Dataset items
• • •
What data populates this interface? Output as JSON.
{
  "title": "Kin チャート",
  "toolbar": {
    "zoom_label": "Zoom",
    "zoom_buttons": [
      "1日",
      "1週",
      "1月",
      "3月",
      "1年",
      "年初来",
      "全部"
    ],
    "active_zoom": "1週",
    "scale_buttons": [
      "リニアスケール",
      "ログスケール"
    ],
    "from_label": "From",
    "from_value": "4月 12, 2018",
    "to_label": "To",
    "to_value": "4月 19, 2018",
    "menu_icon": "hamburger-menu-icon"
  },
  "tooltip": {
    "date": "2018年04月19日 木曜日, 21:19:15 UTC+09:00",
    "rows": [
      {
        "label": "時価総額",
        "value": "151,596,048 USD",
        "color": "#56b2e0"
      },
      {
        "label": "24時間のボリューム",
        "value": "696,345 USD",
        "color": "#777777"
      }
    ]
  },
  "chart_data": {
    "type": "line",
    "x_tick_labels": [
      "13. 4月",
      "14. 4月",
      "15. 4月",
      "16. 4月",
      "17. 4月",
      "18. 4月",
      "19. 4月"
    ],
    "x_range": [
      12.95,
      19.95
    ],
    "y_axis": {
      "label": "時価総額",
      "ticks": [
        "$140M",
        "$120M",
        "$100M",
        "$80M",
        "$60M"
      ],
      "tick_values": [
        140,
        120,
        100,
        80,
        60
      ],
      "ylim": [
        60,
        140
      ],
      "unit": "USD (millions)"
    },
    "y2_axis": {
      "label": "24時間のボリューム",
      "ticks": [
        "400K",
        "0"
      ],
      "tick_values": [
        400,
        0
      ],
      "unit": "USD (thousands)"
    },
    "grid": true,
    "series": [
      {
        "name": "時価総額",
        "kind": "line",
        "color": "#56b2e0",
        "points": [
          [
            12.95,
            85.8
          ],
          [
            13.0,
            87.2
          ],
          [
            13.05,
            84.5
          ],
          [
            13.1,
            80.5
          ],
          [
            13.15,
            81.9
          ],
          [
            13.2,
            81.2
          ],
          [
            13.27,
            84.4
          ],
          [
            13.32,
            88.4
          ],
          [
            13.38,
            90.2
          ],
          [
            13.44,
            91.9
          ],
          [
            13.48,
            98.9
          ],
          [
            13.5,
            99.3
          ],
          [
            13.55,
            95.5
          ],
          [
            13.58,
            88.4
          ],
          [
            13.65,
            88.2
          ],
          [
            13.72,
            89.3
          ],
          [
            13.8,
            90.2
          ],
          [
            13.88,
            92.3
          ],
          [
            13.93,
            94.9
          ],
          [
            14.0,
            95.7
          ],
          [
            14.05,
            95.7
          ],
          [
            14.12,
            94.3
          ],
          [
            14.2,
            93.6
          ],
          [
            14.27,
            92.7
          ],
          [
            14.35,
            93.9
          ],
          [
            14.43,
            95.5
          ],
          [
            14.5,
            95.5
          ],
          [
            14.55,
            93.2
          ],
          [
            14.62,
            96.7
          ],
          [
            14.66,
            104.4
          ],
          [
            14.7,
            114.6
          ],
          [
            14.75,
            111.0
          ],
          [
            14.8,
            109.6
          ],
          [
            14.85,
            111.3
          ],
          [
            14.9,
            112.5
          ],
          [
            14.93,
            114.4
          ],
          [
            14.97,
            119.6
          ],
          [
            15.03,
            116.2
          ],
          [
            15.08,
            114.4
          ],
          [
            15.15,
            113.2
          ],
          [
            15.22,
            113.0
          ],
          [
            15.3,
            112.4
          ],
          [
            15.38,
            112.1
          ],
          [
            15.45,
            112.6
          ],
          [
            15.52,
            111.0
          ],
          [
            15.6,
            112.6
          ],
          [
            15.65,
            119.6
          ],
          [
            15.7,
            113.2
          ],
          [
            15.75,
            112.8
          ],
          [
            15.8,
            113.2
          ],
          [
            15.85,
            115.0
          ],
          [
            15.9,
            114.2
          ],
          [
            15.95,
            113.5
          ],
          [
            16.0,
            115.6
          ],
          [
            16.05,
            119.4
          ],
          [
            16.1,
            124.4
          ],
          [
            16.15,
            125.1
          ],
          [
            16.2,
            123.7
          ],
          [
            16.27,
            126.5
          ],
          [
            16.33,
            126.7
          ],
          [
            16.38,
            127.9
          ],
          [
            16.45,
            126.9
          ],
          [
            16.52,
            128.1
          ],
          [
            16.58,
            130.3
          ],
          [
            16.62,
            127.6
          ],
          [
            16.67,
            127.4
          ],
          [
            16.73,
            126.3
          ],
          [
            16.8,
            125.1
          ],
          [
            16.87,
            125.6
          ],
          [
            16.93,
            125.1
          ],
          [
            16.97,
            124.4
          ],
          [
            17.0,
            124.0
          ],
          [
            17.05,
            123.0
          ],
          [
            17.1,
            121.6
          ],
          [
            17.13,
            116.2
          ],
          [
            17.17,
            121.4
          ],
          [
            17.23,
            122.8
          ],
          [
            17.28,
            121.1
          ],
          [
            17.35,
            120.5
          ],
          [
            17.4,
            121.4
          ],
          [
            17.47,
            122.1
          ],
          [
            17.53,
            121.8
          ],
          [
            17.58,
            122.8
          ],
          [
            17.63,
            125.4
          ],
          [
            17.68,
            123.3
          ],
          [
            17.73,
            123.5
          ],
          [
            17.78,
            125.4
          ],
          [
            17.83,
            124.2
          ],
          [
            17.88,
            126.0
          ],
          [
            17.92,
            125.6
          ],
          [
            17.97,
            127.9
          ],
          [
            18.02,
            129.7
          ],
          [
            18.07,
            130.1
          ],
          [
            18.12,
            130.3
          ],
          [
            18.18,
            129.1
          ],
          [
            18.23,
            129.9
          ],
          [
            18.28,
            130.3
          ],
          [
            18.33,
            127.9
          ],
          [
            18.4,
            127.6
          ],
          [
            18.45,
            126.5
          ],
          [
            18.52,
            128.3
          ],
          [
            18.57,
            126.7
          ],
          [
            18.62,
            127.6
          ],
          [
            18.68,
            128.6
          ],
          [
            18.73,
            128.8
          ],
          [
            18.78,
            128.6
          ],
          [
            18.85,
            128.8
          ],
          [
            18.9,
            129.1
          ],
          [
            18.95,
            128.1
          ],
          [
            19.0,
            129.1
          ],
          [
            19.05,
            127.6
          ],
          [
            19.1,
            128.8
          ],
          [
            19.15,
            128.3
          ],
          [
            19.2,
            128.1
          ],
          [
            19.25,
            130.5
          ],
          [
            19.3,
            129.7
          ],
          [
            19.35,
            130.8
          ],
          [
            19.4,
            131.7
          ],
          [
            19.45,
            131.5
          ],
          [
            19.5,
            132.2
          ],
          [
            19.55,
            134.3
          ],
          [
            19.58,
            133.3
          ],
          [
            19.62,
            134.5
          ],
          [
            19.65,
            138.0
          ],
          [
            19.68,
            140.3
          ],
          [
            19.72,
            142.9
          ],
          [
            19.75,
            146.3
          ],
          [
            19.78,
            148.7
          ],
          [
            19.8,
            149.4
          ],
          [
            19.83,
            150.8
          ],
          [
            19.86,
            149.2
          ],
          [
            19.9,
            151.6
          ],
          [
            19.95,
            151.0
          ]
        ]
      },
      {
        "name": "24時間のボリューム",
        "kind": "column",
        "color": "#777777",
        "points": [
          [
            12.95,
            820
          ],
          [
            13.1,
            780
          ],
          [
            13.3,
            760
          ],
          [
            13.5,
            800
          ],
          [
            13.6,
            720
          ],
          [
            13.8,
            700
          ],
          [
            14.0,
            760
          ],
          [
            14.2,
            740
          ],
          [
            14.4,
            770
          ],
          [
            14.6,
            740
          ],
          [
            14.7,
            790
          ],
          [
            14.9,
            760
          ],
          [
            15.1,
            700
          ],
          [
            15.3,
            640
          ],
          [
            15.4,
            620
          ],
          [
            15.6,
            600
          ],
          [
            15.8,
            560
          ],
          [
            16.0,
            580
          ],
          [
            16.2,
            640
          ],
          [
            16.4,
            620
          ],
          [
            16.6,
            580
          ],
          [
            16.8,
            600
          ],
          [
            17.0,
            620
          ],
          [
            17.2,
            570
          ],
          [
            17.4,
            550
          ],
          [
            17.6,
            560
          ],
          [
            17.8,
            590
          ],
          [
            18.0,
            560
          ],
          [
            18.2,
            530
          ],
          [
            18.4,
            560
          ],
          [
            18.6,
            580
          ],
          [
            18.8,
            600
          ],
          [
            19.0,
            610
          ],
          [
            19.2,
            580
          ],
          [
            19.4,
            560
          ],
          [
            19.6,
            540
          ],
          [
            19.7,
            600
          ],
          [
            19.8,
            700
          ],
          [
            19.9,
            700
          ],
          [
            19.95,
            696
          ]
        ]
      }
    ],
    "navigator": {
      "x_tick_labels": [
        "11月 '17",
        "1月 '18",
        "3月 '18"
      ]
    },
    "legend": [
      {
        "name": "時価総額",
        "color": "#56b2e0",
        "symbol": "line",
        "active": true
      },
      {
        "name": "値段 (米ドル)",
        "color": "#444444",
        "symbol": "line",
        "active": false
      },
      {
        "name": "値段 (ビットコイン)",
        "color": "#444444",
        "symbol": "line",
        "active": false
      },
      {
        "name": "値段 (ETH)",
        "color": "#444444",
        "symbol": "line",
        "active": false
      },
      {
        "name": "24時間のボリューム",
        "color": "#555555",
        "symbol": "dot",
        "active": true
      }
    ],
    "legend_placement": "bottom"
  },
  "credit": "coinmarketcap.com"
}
• • •
Problem to solve
Find the word "時価総額" in the entries above and gather every line that holds it.

Result for this exercise
        "label": "時価総額",
      "label": "時価総額",
        "name": "時価総額",
        "name": "時価総額",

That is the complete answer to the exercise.